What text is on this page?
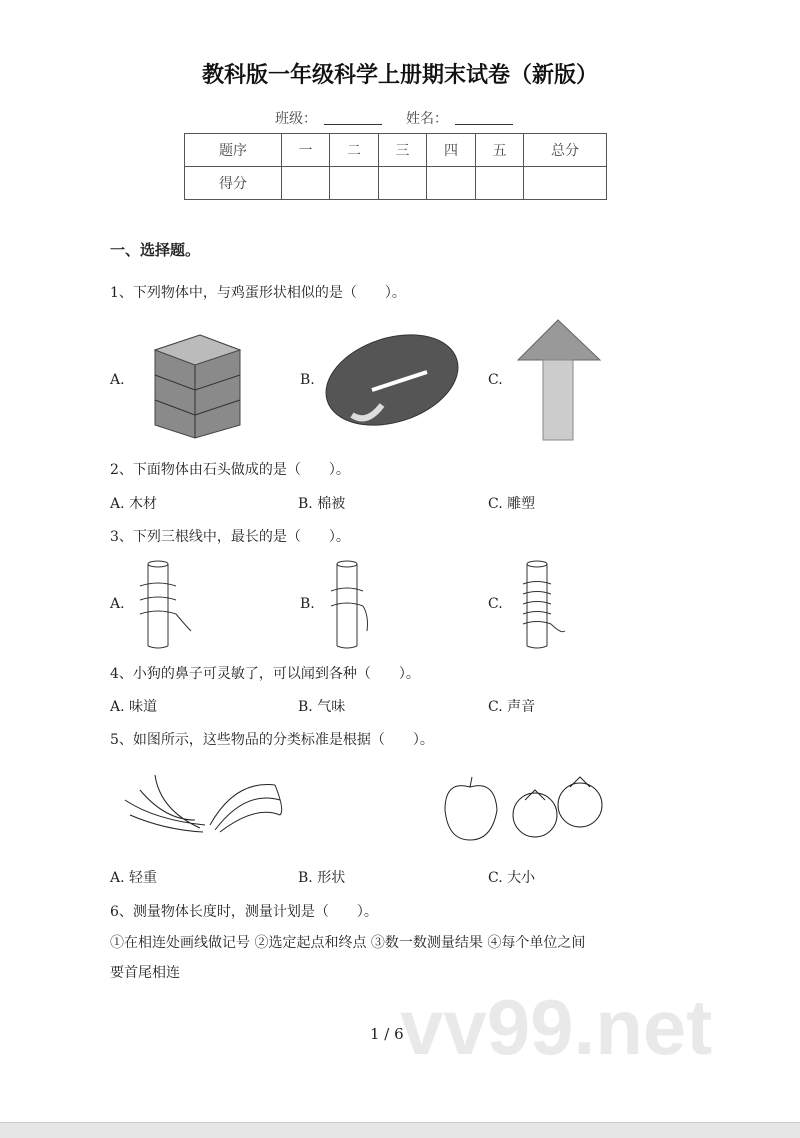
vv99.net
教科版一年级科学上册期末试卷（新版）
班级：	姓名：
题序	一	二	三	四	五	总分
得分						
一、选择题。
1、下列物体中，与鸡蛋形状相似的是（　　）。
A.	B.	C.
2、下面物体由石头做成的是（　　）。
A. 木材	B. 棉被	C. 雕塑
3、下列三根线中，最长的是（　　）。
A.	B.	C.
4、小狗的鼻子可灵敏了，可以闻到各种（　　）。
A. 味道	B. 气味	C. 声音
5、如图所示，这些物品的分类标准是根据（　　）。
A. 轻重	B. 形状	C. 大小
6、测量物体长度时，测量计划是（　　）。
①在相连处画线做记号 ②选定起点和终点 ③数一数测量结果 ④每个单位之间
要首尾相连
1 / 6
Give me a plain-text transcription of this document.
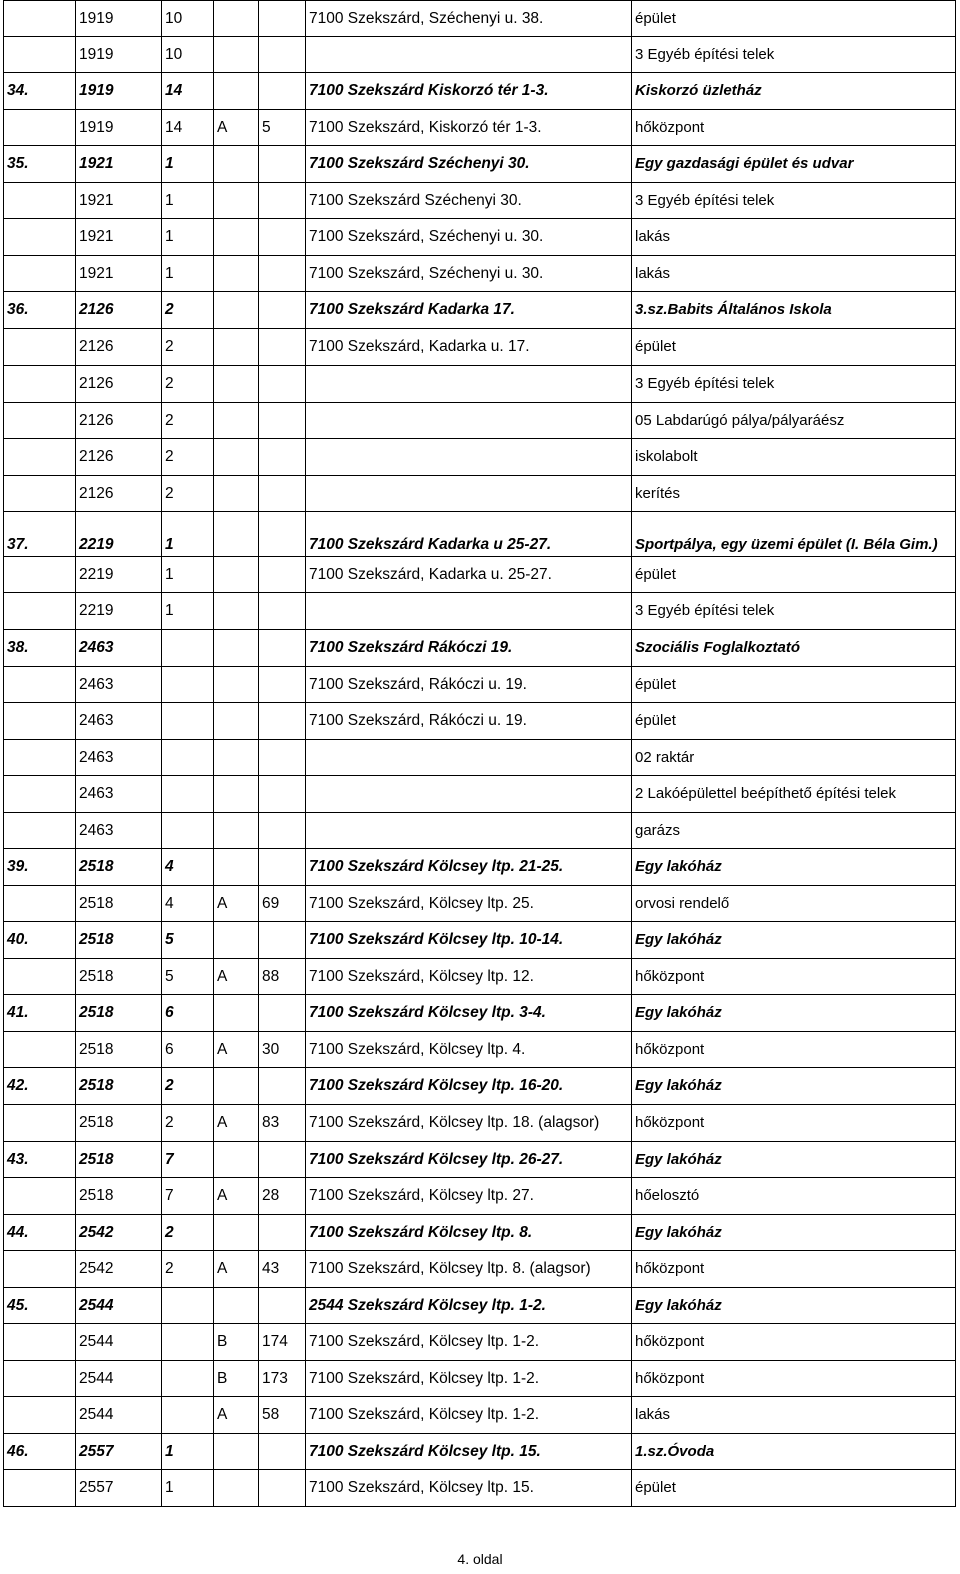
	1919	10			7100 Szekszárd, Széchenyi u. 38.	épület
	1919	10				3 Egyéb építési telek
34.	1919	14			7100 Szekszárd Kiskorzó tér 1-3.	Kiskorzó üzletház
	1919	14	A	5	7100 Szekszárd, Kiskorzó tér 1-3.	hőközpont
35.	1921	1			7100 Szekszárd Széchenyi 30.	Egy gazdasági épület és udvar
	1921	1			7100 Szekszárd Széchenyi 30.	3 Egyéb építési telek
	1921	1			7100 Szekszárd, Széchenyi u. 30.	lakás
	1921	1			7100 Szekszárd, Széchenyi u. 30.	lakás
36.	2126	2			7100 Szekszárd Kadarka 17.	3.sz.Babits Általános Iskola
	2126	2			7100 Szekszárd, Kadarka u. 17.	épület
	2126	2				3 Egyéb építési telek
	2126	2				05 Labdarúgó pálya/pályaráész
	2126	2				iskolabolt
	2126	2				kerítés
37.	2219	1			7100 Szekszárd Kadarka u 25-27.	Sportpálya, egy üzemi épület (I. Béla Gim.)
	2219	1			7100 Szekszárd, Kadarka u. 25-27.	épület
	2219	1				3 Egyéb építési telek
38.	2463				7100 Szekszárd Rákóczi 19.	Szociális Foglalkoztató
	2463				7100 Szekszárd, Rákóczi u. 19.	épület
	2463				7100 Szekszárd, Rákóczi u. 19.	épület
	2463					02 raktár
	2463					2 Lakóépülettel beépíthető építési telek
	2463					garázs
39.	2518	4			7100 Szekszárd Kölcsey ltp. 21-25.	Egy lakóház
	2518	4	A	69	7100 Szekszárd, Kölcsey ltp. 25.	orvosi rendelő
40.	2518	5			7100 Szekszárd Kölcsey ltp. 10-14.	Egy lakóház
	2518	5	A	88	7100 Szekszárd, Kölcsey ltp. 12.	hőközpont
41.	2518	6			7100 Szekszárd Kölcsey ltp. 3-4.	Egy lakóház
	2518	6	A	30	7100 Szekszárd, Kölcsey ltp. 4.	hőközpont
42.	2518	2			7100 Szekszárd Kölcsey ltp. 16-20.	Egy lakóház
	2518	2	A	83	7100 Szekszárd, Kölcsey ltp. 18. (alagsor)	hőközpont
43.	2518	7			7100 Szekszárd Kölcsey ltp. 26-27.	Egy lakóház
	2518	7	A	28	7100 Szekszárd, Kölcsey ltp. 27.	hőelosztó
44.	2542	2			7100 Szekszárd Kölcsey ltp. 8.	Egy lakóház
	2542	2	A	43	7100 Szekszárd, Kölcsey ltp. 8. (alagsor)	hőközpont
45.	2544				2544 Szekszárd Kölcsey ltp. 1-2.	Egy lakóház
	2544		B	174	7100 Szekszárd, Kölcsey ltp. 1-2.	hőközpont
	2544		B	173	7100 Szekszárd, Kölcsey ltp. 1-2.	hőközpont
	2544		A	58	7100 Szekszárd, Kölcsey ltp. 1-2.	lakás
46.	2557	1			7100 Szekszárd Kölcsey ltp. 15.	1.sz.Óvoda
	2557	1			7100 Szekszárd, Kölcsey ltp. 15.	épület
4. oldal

◇ ◇ ◇ ◇ ◇

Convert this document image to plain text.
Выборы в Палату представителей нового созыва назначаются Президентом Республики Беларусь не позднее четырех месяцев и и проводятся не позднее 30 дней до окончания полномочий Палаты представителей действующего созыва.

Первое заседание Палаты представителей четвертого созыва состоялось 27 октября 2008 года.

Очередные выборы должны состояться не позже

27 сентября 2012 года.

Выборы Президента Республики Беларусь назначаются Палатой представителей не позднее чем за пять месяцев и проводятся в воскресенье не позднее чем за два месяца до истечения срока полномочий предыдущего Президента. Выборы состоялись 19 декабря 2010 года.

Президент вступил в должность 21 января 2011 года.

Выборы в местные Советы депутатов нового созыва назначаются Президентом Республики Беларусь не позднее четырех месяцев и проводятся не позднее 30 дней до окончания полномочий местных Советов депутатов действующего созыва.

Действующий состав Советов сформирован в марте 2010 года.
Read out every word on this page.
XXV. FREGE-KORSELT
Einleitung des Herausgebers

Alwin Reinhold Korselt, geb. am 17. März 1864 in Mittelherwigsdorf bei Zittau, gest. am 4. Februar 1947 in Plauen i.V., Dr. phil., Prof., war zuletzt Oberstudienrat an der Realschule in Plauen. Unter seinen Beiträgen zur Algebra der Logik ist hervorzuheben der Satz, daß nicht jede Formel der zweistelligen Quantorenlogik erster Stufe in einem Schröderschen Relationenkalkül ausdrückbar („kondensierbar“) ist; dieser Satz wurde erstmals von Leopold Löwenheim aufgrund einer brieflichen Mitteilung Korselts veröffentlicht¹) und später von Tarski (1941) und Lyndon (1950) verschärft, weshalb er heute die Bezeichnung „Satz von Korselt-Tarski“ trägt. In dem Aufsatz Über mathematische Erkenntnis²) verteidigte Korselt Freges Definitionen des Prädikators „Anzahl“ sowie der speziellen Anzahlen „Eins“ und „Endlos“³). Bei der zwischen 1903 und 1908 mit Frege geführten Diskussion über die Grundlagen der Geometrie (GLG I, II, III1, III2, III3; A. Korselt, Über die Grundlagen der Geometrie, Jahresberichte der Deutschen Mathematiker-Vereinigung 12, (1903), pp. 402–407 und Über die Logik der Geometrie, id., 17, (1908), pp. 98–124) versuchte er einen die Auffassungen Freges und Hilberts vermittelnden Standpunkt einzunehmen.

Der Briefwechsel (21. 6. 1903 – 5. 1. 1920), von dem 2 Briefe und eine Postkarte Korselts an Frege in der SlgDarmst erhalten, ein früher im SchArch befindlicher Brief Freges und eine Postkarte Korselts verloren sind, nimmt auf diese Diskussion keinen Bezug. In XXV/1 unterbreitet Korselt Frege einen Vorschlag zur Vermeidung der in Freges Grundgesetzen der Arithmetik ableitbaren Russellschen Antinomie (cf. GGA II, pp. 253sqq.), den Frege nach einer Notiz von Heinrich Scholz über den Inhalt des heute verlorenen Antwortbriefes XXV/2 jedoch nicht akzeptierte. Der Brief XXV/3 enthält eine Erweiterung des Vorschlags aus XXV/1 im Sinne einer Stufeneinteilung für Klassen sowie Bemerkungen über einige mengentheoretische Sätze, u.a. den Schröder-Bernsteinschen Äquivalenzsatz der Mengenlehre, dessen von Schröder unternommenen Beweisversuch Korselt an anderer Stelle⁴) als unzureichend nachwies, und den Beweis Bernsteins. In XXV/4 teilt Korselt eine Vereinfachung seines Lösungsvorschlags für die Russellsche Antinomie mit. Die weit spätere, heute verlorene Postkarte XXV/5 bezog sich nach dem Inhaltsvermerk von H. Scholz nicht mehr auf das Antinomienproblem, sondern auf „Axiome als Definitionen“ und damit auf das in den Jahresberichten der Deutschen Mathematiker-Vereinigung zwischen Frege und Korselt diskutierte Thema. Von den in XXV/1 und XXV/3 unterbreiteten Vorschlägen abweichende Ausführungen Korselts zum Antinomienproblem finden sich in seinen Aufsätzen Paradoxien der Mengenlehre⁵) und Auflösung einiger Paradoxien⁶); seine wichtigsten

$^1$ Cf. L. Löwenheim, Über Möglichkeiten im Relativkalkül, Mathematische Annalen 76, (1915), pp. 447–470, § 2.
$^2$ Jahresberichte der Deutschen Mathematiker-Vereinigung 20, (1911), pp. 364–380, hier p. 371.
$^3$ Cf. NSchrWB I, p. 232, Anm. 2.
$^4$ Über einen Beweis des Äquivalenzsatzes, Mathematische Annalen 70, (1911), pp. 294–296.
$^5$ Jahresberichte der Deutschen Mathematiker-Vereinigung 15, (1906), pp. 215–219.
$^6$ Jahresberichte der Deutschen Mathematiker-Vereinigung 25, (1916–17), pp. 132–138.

◇ ◇ ◇ ◇ ◇

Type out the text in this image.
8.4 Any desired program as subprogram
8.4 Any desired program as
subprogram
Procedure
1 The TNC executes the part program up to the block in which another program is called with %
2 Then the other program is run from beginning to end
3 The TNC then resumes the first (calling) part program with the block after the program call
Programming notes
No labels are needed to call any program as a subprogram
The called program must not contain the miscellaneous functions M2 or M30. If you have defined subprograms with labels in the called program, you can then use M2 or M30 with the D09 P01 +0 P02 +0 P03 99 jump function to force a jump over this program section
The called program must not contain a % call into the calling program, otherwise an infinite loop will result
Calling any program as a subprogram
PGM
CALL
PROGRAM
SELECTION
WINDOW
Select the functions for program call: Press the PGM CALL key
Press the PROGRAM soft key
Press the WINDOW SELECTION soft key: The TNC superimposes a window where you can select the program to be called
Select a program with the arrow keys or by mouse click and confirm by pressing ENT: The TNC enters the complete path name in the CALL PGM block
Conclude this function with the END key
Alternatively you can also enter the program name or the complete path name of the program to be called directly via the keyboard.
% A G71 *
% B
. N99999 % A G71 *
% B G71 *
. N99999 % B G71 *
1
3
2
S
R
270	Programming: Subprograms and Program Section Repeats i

◇ ◇ ◇ ◇ ◇

» Prompt:
Go through the records and pull out each line that includes the word "проводятся".

» The answer:
Выборы в Палату представителей нового созыва назначаются Президентом Республики Беларусь не позднее четырех месяцев и и проводятся не позднее 30 дней до окончания полномочий Палаты представителей действующего созыва.
Выборы Президента Республики Беларусь назначаются Палатой представителей не позднее чем за пять месяцев и проводятся в воскресенье не позднее чем за два месяца до истечения срока полномочий предыдущего Президента. Выборы состоялись 19 декабря 2010 года.
Выборы в местные Советы депутатов нового созыва назначаются Президентом Республики Беларусь не позднее четырех месяцев и проводятся не позднее 30 дней до окончания полномочий местных Советов депутатов действующего созыва.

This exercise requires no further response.